◆ **EXERCISE**: From the records below, extract all the text exactly and leave the images behind.

---

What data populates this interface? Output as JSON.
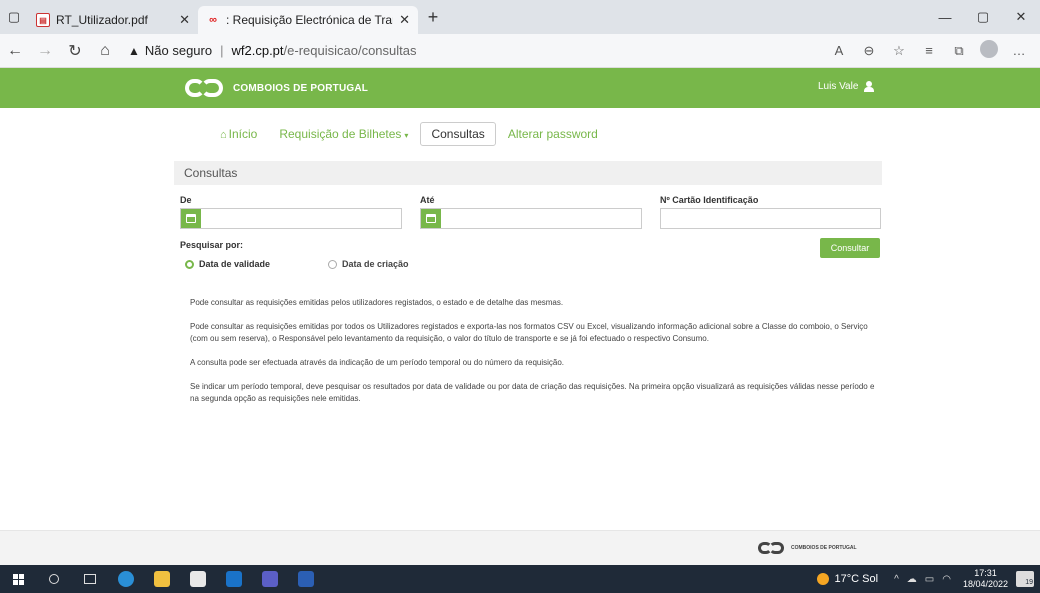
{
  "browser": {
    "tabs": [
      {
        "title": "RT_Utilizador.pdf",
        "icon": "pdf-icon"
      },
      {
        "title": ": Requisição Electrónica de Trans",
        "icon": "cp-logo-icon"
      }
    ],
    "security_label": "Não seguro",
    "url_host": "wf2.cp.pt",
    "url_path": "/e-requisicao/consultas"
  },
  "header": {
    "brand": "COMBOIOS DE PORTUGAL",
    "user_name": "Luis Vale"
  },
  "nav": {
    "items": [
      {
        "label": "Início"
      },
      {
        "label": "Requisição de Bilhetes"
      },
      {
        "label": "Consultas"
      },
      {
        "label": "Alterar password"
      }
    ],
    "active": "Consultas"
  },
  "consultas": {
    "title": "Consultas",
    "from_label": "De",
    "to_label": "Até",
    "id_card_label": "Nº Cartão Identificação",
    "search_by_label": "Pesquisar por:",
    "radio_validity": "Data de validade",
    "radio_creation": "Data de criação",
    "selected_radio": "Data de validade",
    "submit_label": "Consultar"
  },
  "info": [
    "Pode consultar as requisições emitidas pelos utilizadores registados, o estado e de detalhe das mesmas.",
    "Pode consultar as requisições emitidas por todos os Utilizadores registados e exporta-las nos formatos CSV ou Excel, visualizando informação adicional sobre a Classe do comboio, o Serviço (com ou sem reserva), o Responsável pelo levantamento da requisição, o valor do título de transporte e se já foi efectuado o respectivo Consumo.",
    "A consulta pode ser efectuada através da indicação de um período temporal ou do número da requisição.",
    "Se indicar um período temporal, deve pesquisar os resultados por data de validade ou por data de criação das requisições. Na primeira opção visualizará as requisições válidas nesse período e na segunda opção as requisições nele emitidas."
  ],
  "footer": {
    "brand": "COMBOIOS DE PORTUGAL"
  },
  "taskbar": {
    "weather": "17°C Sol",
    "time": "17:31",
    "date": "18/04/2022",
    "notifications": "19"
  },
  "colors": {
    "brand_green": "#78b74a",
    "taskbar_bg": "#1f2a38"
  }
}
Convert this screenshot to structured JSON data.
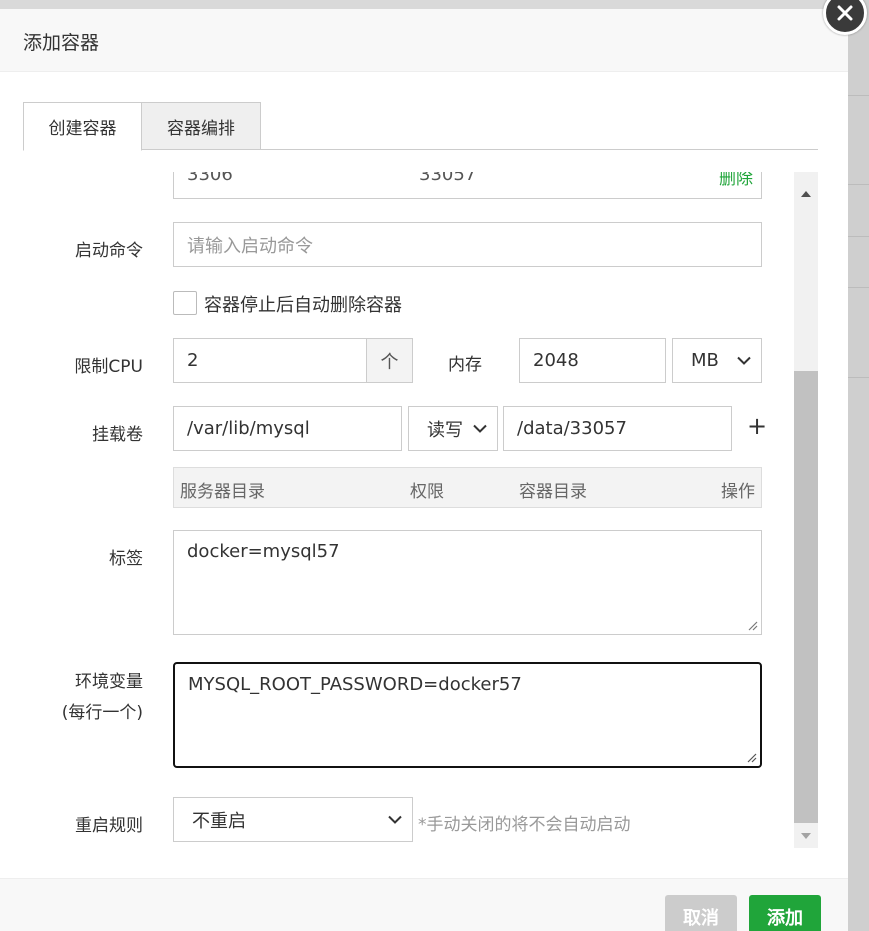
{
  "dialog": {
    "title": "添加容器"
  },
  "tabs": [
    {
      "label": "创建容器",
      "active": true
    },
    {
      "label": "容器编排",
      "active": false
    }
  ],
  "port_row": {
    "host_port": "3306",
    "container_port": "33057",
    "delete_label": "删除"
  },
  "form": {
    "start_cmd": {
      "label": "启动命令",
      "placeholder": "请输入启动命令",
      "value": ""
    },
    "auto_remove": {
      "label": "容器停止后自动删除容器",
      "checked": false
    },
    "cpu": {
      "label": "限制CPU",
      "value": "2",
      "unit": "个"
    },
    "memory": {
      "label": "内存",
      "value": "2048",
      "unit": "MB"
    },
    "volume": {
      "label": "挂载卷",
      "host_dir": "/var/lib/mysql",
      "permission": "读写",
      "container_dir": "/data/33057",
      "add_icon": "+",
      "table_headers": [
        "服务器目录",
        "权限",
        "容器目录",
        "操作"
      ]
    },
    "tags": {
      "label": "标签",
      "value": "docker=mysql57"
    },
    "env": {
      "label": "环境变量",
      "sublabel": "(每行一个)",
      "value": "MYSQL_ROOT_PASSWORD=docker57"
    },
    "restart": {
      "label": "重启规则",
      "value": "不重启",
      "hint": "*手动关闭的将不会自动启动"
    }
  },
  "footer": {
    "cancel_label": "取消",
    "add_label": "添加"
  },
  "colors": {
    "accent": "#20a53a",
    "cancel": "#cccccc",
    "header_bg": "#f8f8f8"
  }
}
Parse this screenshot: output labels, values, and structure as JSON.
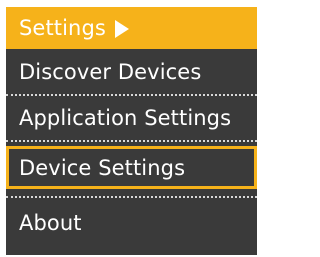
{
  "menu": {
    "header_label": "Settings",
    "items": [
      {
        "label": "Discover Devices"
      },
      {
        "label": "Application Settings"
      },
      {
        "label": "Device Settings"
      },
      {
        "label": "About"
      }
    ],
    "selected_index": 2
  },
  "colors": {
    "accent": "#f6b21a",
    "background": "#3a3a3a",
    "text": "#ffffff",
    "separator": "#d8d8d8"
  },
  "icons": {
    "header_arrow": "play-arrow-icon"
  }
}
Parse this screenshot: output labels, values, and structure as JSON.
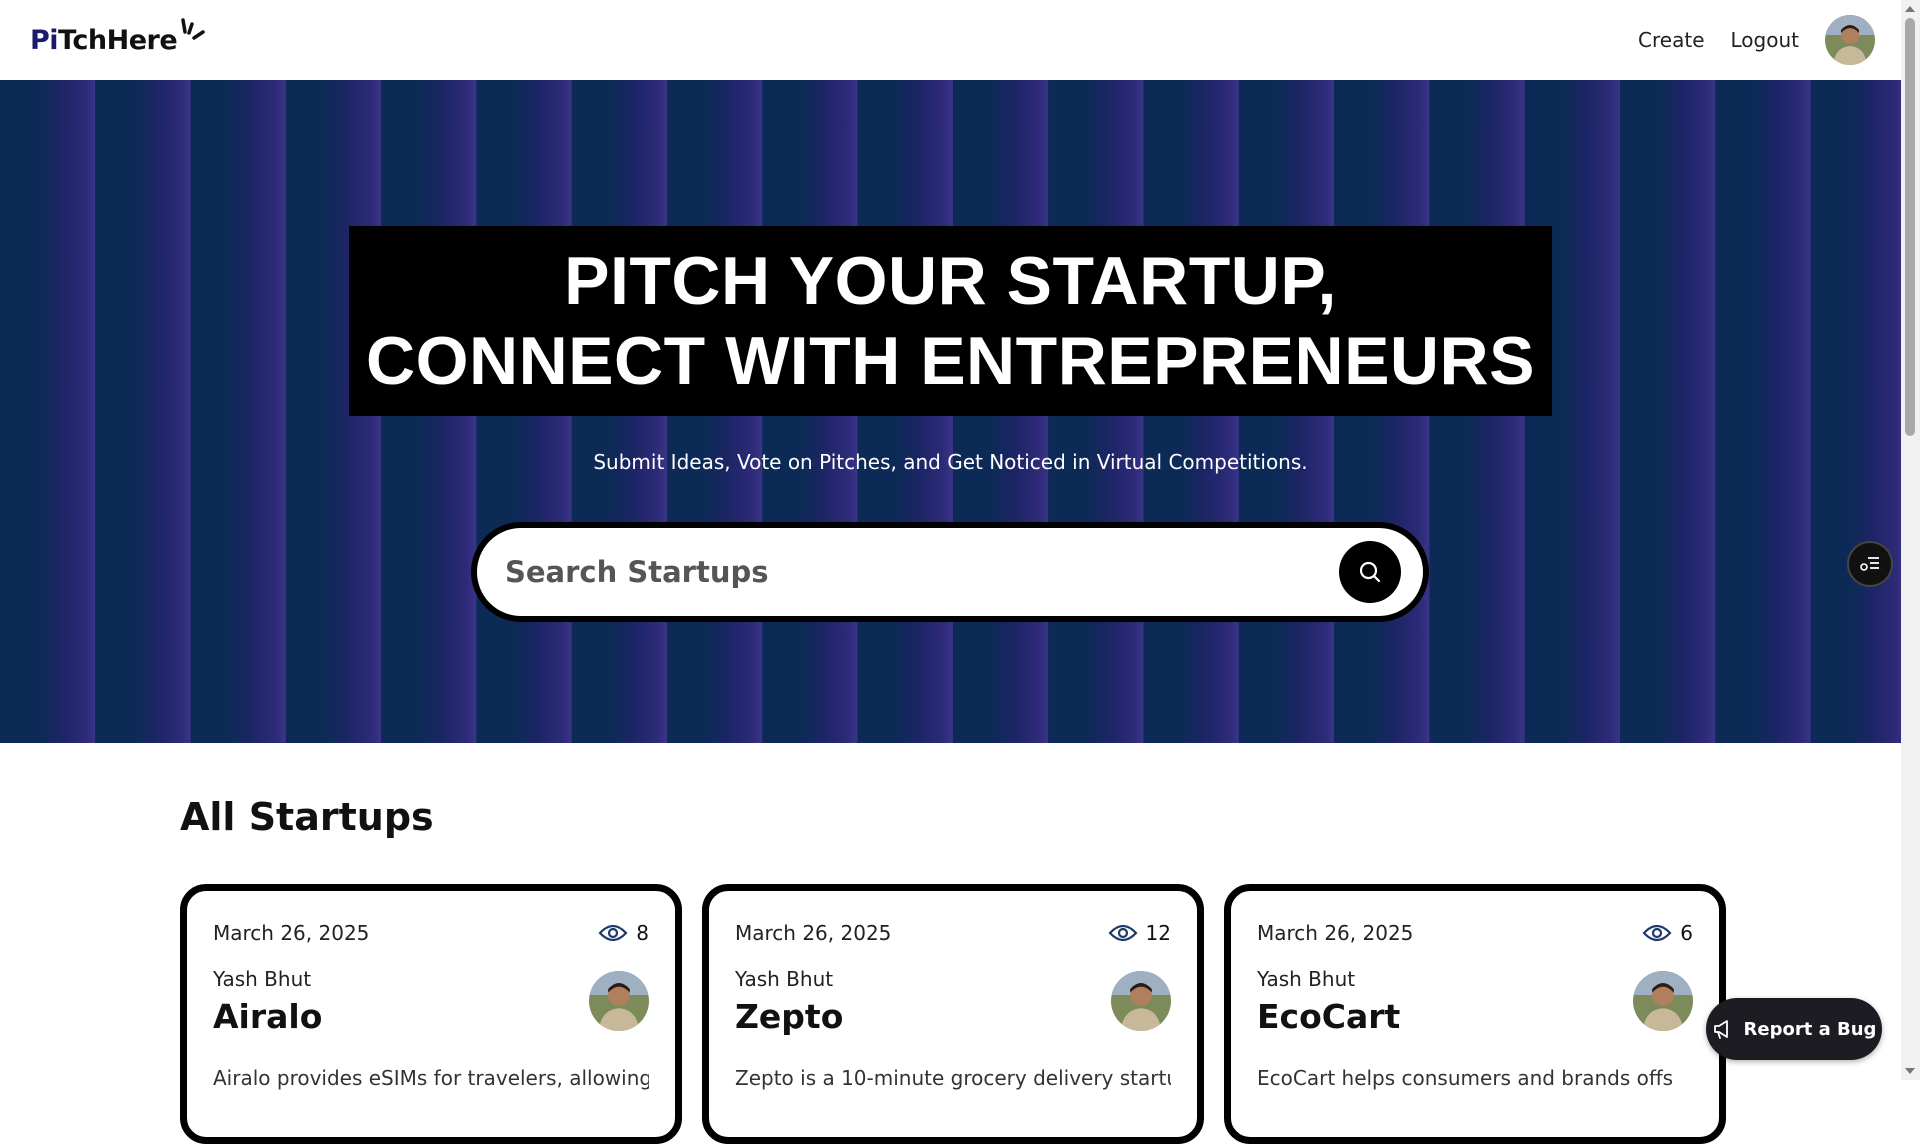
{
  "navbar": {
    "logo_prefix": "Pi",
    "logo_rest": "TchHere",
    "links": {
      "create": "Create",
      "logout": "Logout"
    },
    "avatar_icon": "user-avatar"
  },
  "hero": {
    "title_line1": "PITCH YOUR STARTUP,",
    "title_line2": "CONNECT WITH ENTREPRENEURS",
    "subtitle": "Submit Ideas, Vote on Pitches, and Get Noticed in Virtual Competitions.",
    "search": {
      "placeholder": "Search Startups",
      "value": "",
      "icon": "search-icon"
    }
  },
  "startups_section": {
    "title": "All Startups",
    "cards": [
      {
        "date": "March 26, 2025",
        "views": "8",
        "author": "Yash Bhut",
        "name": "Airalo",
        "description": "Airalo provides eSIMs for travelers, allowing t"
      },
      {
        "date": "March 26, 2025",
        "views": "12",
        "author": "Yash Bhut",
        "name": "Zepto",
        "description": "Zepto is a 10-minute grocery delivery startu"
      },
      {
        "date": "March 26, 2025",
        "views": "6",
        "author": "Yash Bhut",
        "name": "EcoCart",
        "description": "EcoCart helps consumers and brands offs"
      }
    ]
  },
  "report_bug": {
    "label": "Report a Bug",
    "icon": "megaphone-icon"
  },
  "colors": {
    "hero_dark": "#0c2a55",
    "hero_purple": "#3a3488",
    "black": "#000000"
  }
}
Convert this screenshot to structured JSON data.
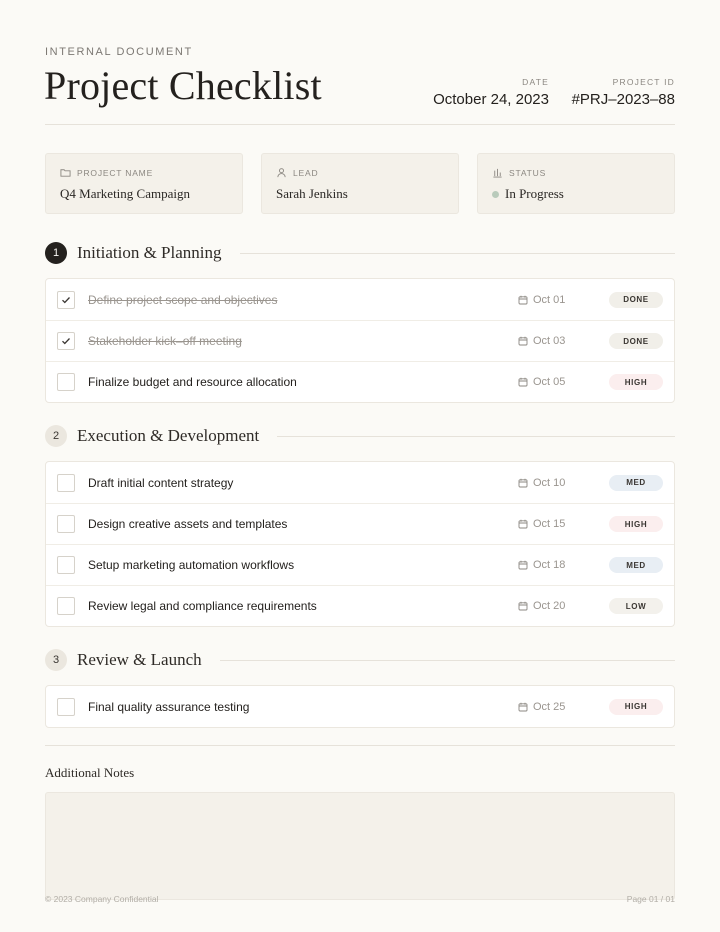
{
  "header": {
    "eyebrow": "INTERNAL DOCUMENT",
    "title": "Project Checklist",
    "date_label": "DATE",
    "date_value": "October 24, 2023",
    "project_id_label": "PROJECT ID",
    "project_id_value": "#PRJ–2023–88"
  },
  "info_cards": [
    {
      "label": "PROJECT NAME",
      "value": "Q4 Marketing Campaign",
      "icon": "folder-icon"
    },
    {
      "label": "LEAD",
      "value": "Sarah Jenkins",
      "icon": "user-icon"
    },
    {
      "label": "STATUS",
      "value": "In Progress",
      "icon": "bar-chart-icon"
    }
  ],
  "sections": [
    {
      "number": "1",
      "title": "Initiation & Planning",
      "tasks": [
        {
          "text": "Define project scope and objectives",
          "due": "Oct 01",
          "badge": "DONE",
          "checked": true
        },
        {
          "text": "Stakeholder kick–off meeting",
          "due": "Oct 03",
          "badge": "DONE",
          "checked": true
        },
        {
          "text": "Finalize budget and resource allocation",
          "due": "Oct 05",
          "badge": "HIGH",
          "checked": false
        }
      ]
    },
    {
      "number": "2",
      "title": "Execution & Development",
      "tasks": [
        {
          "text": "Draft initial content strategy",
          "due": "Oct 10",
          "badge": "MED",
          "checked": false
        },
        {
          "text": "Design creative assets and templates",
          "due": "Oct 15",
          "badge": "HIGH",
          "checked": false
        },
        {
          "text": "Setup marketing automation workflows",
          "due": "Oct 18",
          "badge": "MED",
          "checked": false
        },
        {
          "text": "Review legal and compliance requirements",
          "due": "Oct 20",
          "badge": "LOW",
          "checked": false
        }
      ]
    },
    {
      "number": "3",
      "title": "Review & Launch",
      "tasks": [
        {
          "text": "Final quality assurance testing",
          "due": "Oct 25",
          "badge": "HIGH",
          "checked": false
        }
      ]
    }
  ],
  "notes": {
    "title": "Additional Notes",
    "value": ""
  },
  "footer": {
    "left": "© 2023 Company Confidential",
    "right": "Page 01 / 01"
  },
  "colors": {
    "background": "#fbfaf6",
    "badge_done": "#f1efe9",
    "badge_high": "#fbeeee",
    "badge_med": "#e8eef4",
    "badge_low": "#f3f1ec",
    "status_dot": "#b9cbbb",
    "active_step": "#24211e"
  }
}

---

◆ **FINISHED EXERCISE**:
What data populates this interface? Output as JSON.
{
  "browser": {
    "tabs": [
      {
        "title": "RT_Utilizador.pdf",
        "icon": "pdf-icon"
      },
      {
        "title": ": Requisição Electrónica de Trans",
        "icon": "cp-logo-icon"
      }
    ],
    "security_label": "Não seguro",
    "url_host": "wf2.cp.pt",
    "url_path": "/e-requisicao/consultas"
  },
  "header": {
    "brand": "COMBOIOS DE PORTUGAL",
    "user_name": "Luis Vale"
  },
  "nav": {
    "items": [
      {
        "label": "Início"
      },
      {
        "label": "Requisição de Bilhetes"
      },
      {
        "label": "Consultas"
      },
      {
        "label": "Alterar password"
      }
    ],
    "active": "Consultas"
  },
  "consultas": {
    "title": "Consultas",
    "from_label": "De",
    "to_label": "Até",
    "id_card_label": "Nº Cartão Identificação",
    "search_by_label": "Pesquisar por:",
    "radio_validity": "Data de validade",
    "radio_creation": "Data de criação",
    "selected_radio": "Data de validade",
    "submit_label": "Consultar"
  },
  "info": [
    "Pode consultar as requisições emitidas pelos utilizadores registados, o estado e de detalhe das mesmas.",
    "Pode consultar as requisições emitidas por todos os Utilizadores registados e exporta-las nos formatos CSV ou Excel, visualizando informação adicional sobre a Classe do comboio, o Serviço (com ou sem reserva), o Responsável pelo levantamento da requisição, o valor do título de transporte e se já foi efectuado o respectivo Consumo.",
    "A consulta pode ser efectuada através da indicação de um período temporal ou do número da requisição.",
    "Se indicar um período temporal, deve pesquisar os resultados por data de validade ou por data de criação das requisições. Na primeira opção visualizará as requisições válidas nesse período e na segunda opção as requisições nele emitidas."
  ],
  "footer": {
    "brand": "COMBOIOS DE PORTUGAL"
  },
  "taskbar": {
    "weather": "17°C Sol",
    "time": "17:31",
    "date": "18/04/2022",
    "notifications": "19"
  },
  "colors": {
    "brand_green": "#78b74a",
    "taskbar_bg": "#1f2a38"
  }
}
Convert this screenshot to structured JSON data.
{
  "dialog": {
    "title": "添加容器"
  },
  "tabs": [
    {
      "label": "创建容器",
      "active": true
    },
    {
      "label": "容器编排",
      "active": false
    }
  ],
  "port_row": {
    "host_port": "3306",
    "container_port": "33057",
    "delete_label": "删除"
  },
  "form": {
    "start_cmd": {
      "label": "启动命令",
      "placeholder": "请输入启动命令",
      "value": ""
    },
    "auto_remove": {
      "label": "容器停止后自动删除容器",
      "checked": false
    },
    "cpu": {
      "label": "限制CPU",
      "value": "2",
      "unit": "个"
    },
    "memory": {
      "label": "内存",
      "value": "2048",
      "unit": "MB"
    },
    "volume": {
      "label": "挂载卷",
      "host_dir": "/var/lib/mysql",
      "permission": "读写",
      "container_dir": "/data/33057",
      "add_icon": "+",
      "table_headers": [
        "服务器目录",
        "权限",
        "容器目录",
        "操作"
      ]
    },
    "tags": {
      "label": "标签",
      "value": "docker=mysql57"
    },
    "env": {
      "label": "环境变量",
      "sublabel": "(每行一个)",
      "value": "MYSQL_ROOT_PASSWORD=docker57"
    },
    "restart": {
      "label": "重启规则",
      "value": "不重启",
      "hint": "*手动关闭的将不会自动启动"
    }
  },
  "footer": {
    "cancel_label": "取消",
    "add_label": "添加"
  },
  "colors": {
    "accent": "#20a53a",
    "cancel": "#cccccc",
    "header_bg": "#f8f8f8"
  }
}
Parse this screenshot: output labels, values, and structure as JSON.
{
  "menu": {
    "header_label": "Settings",
    "items": [
      {
        "label": "Discover Devices"
      },
      {
        "label": "Application Settings"
      },
      {
        "label": "Device Settings"
      },
      {
        "label": "About"
      }
    ],
    "selected_index": 2
  },
  "colors": {
    "accent": "#f6b21a",
    "background": "#3a3a3a",
    "text": "#ffffff",
    "separator": "#d8d8d8"
  },
  "icons": {
    "header_arrow": "play-arrow-icon"
  }
}
Parse this screenshot: output labels, values, and structure as JSON.
{
  "navbar": {
    "logo_prefix": "Pi",
    "logo_rest": "TchHere",
    "links": {
      "create": "Create",
      "logout": "Logout"
    },
    "avatar_icon": "user-avatar"
  },
  "hero": {
    "title_line1": "PITCH YOUR STARTUP,",
    "title_line2": "CONNECT WITH ENTREPRENEURS",
    "subtitle": "Submit Ideas, Vote on Pitches, and Get Noticed in Virtual Competitions.",
    "search": {
      "placeholder": "Search Startups",
      "value": "",
      "icon": "search-icon"
    }
  },
  "startups_section": {
    "title": "All Startups",
    "cards": [
      {
        "date": "March 26, 2025",
        "views": "8",
        "author": "Yash Bhut",
        "name": "Airalo",
        "description": "Airalo provides eSIMs for travelers, allowing t"
      },
      {
        "date": "March 26, 2025",
        "views": "12",
        "author": "Yash Bhut",
        "name": "Zepto",
        "description": "Zepto is a 10-minute grocery delivery startu"
      },
      {
        "date": "March 26, 2025",
        "views": "6",
        "author": "Yash Bhut",
        "name": "EcoCart",
        "description": "EcoCart helps consumers and brands offs"
      }
    ]
  },
  "report_bug": {
    "label": "Report a Bug",
    "icon": "megaphone-icon"
  },
  "colors": {
    "hero_dark": "#0c2a55",
    "hero_purple": "#3a3488",
    "black": "#000000"
  }
}
Convert this screenshot to structured JSON data.
{
  "header": {
    "eyebrow": "INTERNAL DOCUMENT",
    "title": "Project Checklist",
    "date_label": "DATE",
    "date_value": "October 24, 2023",
    "project_id_label": "PROJECT ID",
    "project_id_value": "#PRJ–2023–88"
  },
  "info_cards": [
    {
      "label": "PROJECT NAME",
      "value": "Q4 Marketing Campaign",
      "icon": "folder-icon"
    },
    {
      "label": "LEAD",
      "value": "Sarah Jenkins",
      "icon": "user-icon"
    },
    {
      "label": "STATUS",
      "value": "In Progress",
      "icon": "bar-chart-icon"
    }
  ],
  "sections": [
    {
      "number": "1",
      "title": "Initiation & Planning",
      "tasks": [
        {
          "text": "Define project scope and objectives",
          "due": "Oct 01",
          "badge": "DONE",
          "checked": true
        },
        {
          "text": "Stakeholder kick–off meeting",
          "due": "Oct 03",
          "badge": "DONE",
          "checked": true
        },
        {
          "text": "Finalize budget and resource allocation",
          "due": "Oct 05",
          "badge": "HIGH",
          "checked": false
        }
      ]
    },
    {
      "number": "2",
      "title": "Execution & Development",
      "tasks": [
        {
          "text": "Draft initial content strategy",
          "due": "Oct 10",
          "badge": "MED",
          "checked": false
        },
        {
          "text": "Design creative assets and templates",
          "due": "Oct 15",
          "badge": "HIGH",
          "checked": false
        },
        {
          "text": "Setup marketing automation workflows",
          "due": "Oct 18",
          "badge": "MED",
          "checked": false
        },
        {
          "text": "Review legal and compliance requirements",
          "due": "Oct 20",
          "badge": "LOW",
          "checked": false
        }
      ]
    },
    {
      "number": "3",
      "title": "Review & Launch",
      "tasks": [
        {
          "text": "Final quality assurance testing",
          "due": "Oct 25",
          "badge": "HIGH",
          "checked": false
        }
      ]
    }
  ],
  "notes": {
    "title": "Additional Notes",
    "value": ""
  },
  "footer": {
    "left": "© 2023 Company Confidential",
    "right": "Page 01 / 01"
  },
  "colors": {
    "background": "#fbfaf6",
    "badge_done": "#f1efe9",
    "badge_high": "#fbeeee",
    "badge_med": "#e8eef4",
    "badge_low": "#f3f1ec",
    "status_dot": "#b9cbbb",
    "active_step": "#24211e"
  }
}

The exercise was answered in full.